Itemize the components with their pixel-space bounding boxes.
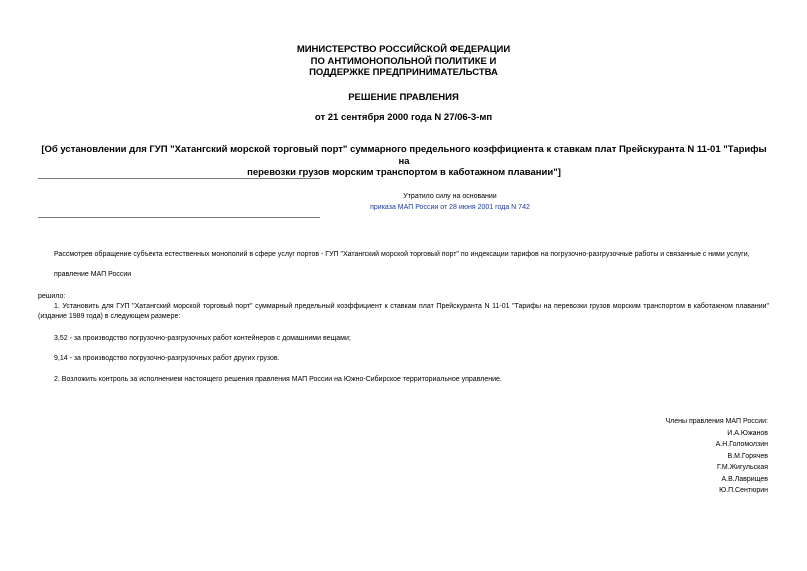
...
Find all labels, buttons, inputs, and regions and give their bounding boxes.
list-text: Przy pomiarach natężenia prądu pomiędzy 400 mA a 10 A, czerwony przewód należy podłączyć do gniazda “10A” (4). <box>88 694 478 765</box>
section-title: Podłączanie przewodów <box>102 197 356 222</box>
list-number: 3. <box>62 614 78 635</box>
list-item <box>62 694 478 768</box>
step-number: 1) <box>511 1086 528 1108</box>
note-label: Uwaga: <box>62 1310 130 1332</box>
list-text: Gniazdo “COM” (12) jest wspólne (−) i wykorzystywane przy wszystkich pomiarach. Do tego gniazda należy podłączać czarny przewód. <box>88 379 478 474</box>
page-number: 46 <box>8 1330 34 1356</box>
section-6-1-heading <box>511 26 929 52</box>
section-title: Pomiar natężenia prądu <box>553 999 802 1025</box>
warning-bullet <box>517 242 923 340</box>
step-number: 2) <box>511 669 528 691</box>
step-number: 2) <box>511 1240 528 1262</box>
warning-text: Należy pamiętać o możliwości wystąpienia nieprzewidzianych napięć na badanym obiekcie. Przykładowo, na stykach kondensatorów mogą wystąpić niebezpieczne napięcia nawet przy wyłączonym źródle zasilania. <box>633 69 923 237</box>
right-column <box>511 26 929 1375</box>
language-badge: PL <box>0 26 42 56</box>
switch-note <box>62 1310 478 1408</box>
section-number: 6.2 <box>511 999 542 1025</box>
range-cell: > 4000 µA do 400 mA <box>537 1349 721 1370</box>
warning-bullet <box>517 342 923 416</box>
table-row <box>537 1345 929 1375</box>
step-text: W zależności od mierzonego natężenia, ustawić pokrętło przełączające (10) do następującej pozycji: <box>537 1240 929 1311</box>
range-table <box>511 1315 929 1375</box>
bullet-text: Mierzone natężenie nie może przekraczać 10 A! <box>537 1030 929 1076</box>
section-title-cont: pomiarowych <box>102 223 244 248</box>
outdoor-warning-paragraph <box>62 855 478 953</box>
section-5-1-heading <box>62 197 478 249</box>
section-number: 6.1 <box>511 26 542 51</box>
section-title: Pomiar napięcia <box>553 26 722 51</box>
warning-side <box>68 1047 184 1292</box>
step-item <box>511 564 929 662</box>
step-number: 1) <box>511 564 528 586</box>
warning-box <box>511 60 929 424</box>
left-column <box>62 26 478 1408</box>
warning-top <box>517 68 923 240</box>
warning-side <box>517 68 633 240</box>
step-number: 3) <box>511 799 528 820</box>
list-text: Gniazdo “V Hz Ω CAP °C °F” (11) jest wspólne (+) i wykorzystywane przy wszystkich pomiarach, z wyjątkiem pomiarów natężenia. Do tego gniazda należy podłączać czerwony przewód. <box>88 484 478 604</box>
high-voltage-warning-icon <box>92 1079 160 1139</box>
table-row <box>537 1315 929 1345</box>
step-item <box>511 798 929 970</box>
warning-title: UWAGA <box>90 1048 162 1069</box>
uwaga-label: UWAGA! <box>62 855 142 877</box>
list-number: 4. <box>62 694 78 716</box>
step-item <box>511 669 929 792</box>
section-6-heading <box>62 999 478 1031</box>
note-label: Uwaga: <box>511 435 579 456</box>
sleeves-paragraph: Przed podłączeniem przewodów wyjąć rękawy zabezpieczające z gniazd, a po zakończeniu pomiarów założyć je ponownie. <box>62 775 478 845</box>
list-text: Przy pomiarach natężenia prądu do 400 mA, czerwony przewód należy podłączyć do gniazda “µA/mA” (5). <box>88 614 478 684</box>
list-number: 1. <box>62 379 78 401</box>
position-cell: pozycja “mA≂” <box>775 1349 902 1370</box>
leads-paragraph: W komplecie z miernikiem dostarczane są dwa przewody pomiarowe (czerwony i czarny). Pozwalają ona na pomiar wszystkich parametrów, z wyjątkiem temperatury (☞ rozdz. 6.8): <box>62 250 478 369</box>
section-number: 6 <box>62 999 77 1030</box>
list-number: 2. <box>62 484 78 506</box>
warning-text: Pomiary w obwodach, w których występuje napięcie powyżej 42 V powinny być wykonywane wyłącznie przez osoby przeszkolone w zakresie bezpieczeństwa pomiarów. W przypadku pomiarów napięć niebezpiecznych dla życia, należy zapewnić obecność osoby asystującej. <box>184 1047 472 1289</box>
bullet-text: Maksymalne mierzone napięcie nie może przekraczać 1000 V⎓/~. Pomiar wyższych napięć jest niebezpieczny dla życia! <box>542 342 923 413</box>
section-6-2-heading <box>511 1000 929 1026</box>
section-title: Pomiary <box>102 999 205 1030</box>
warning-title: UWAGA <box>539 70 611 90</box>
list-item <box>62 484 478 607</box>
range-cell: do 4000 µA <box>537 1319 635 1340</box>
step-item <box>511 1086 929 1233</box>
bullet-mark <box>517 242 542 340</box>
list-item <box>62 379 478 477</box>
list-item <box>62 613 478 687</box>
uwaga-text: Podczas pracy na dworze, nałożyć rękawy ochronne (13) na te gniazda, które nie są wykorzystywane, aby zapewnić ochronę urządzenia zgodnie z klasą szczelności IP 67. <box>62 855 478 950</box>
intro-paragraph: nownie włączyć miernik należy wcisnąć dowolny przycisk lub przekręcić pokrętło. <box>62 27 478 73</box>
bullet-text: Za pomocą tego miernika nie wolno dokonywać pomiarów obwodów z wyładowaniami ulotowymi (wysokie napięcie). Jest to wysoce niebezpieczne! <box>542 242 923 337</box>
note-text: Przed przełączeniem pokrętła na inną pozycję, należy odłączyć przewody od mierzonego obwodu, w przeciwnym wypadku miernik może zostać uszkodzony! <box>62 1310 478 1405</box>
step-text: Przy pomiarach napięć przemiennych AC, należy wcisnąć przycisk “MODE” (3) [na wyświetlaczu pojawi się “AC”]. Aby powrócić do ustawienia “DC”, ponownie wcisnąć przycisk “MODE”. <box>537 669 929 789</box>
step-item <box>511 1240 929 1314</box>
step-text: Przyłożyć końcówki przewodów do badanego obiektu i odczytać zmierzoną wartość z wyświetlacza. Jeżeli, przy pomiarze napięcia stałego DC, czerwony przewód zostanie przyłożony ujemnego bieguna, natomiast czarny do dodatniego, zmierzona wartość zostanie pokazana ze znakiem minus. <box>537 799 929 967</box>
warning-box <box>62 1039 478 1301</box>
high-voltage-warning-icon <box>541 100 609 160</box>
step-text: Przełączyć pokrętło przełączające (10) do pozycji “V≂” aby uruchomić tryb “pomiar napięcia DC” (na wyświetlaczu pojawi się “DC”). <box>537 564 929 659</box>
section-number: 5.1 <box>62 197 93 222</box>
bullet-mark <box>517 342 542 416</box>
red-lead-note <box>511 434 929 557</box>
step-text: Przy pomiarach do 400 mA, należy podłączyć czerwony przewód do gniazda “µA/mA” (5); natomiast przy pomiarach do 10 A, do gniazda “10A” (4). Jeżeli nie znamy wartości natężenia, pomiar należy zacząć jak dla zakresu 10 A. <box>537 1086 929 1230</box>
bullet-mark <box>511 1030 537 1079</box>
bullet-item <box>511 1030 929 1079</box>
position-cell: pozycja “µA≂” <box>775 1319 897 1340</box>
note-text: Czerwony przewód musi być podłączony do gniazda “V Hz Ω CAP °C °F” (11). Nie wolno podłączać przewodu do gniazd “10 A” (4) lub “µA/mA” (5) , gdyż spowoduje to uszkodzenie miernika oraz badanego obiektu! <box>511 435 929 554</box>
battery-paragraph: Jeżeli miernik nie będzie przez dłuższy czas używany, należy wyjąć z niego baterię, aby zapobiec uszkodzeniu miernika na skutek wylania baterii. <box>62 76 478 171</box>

OBJECTIVE
Repeat word for word the lines between the one holding "Find all labels, buttons, inputs, and" and the one holding "step-number: 2) <box>511 1240 528 1262</box>", inclusive.

FULL RESPONSE
Find all labels, buttons, inputs, and regions and give their bounding boxes.
list-text: Przy pomiarach natężenia prądu pomiędzy 400 mA a 10 A, czerwony przewód należy podłączyć do gniazda “10A” (4). <box>88 694 478 765</box>
section-title: Podłączanie przewodów <box>102 197 356 222</box>
list-number: 3. <box>62 614 78 635</box>
list-item <box>62 694 478 768</box>
step-number: 1) <box>511 1086 528 1108</box>
note-label: Uwaga: <box>62 1310 130 1332</box>
list-text: Gniazdo “COM” (12) jest wspólne (−) i wykorzystywane przy wszystkich pomiarach. Do tego gniazda należy podłączać czarny przewód. <box>88 379 478 474</box>
page-number: 46 <box>8 1330 34 1356</box>
section-6-1-heading <box>511 26 929 52</box>
section-title: Pomiar natężenia prądu <box>553 999 802 1025</box>
warning-bullet <box>517 242 923 340</box>
step-number: 2) <box>511 669 528 691</box>
step-number: 2) <box>511 1240 528 1262</box>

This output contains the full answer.